Exercise:
Repeat all of the data precisely.

[Saved entries]
◇ ◇ ◇ ◇
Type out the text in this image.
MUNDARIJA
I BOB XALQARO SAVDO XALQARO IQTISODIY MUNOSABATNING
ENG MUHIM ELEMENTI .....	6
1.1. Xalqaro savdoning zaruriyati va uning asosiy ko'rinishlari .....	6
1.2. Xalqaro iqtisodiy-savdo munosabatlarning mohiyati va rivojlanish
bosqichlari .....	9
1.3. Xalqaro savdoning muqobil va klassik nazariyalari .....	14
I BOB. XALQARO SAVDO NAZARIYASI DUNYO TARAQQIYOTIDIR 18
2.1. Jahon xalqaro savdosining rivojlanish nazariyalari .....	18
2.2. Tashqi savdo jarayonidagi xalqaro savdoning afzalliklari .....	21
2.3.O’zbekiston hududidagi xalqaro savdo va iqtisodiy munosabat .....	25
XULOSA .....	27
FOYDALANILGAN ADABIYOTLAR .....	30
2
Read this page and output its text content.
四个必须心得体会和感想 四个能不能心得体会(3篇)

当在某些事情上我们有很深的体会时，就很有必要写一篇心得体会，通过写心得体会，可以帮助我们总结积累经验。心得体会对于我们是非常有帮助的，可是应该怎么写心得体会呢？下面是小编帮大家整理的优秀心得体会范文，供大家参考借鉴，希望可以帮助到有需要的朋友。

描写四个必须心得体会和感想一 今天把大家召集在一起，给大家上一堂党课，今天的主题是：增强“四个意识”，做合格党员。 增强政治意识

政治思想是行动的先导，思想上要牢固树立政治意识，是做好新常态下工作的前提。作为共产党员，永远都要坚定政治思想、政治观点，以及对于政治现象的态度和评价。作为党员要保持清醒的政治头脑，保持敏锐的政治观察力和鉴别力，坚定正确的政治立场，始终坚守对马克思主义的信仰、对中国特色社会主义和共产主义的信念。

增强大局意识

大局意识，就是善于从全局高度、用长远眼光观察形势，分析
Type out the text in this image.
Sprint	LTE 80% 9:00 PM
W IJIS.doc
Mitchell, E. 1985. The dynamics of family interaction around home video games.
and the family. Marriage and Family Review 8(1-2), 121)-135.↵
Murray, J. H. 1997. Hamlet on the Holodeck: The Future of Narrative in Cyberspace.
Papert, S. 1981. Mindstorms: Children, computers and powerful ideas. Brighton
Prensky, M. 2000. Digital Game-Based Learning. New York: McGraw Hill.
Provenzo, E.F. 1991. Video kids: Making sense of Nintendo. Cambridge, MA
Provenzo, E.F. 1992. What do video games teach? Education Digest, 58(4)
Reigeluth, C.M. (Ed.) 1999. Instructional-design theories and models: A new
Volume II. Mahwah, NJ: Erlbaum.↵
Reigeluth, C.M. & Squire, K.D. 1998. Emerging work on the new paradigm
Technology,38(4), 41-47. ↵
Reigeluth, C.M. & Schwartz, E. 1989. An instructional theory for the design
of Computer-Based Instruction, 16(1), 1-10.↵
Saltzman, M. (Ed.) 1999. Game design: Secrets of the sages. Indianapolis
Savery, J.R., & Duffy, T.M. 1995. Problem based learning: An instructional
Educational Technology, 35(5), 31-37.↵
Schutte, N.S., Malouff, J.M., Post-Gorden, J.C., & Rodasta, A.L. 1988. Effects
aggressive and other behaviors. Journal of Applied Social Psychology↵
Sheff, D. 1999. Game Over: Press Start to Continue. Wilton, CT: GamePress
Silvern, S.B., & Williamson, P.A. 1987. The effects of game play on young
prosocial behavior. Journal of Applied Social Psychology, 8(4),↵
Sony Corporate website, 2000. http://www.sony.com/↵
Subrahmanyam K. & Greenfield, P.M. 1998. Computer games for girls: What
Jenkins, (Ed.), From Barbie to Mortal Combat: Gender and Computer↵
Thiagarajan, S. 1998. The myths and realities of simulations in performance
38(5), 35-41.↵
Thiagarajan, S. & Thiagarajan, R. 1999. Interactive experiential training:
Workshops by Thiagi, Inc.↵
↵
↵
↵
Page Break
◇ ◇ ◇ ◇
Exercise output:
Type out the text in this image.
MUNDARIJA
I BOB XALQARO SAVDO XALQARO IQTISODIY MUNOSABATNING
ENG MUHIM ELEMENTI .....	6
1.1. Xalqaro savdoning zaruriyati va uning asosiy ko'rinishlari .....	6
1.2. Xalqaro iqtisodiy-savdo munosabatlarning mohiyati va rivojlanish
bosqichlari .....	9
1.3. Xalqaro savdoning muqobil va klassik nazariyalari .....	14
I BOB. XALQARO SAVDO NAZARIYASI DUNYO TARAQQIYOTIDIR 18
2.1. Jahon xalqaro savdosining rivojlanish nazariyalari .....	18
2.2. Tashqi savdo jarayonidagi xalqaro savdoning afzalliklari .....	21
2.3.O’zbekiston hududidagi xalqaro savdo va iqtisodiy munosabat .....	25
XULOSA .....	27
FOYDALANILGAN ADABIYOTLAR .....	30
2
Read this page and output its text content.
四个必须心得体会和感想 四个能不能心得体会(3篇)

当在某些事情上我们有很深的体会时，就很有必要写一篇心得体会，通过写心得体会，可以帮助我们总结积累经验。心得体会对于我们是非常有帮助的，可是应该怎么写心得体会呢？下面是小编帮大家整理的优秀心得体会范文，供大家参考借鉴，希望可以帮助到有需要的朋友。

描写四个必须心得体会和感想一 今天把大家召集在一起，给大家上一堂党课，今天的主题是：增强“四个意识”，做合格党员。 增强政治意识

政治思想是行动的先导，思想上要牢固树立政治意识，是做好新常态下工作的前提。作为共产党员，永远都要坚定政治思想、政治观点，以及对于政治现象的态度和评价。作为党员要保持清醒的政治头脑，保持敏锐的政治观察力和鉴别力，坚定正确的政治立场，始终坚守对马克思主义的信仰、对中国特色社会主义和共产主义的信念。

增强大局意识

大局意识，就是善于从全局高度、用长远眼光观察形势，分析
Type out the text in this image.
Sprint	LTE 80% 9:00 PM
W IJIS.doc
Mitchell, E. 1985. The dynamics of family interaction around home video games.
and the family. Marriage and Family Review 8(1-2), 121)-135.↵
Murray, J. H. 1997. Hamlet on the Holodeck: The Future of Narrative in Cyberspace.
Papert, S. 1981. Mindstorms: Children, computers and powerful ideas. Brighton
Prensky, M. 2000. Digital Game-Based Learning. New York: McGraw Hill.
Provenzo, E.F. 1991. Video kids: Making sense of Nintendo. Cambridge, MA
Provenzo, E.F. 1992. What do video games teach? Education Digest, 58(4)
Reigeluth, C.M. (Ed.) 1999. Instructional-design theories and models: A new
Volume II. Mahwah, NJ: Erlbaum.↵
Reigeluth, C.M. & Squire, K.D. 1998. Emerging work on the new paradigm
Technology,38(4), 41-47. ↵
Reigeluth, C.M. & Schwartz, E. 1989. An instructional theory for the design
of Computer-Based Instruction, 16(1), 1-10.↵
Saltzman, M. (Ed.) 1999. Game design: Secrets of the sages. Indianapolis
Savery, J.R., & Duffy, T.M. 1995. Problem based learning: An instructional
Educational Technology, 35(5), 31-37.↵
Schutte, N.S., Malouff, J.M., Post-Gorden, J.C., & Rodasta, A.L. 1988. Effects
aggressive and other behaviors. Journal of Applied Social Psychology↵
Sheff, D. 1999. Game Over: Press Start to Continue. Wilton, CT: GamePress
Silvern, S.B., & Williamson, P.A. 1987. The effects of game play on young
prosocial behavior. Journal of Applied Social Psychology, 8(4),↵
Sony Corporate website, 2000. http://www.sony.com/↵
Subrahmanyam K. & Greenfield, P.M. 1998. Computer games for girls: What
Jenkins, (Ed.), From Barbie to Mortal Combat: Gender and Computer↵
Thiagarajan, S. 1998. The myths and realities of simulations in performance
38(5), 35-41.↵
Thiagarajan, S. & Thiagarajan, R. 1999. Interactive experiential training:
Workshops by Thiagi, Inc.↵
↵
↵
↵
Page Break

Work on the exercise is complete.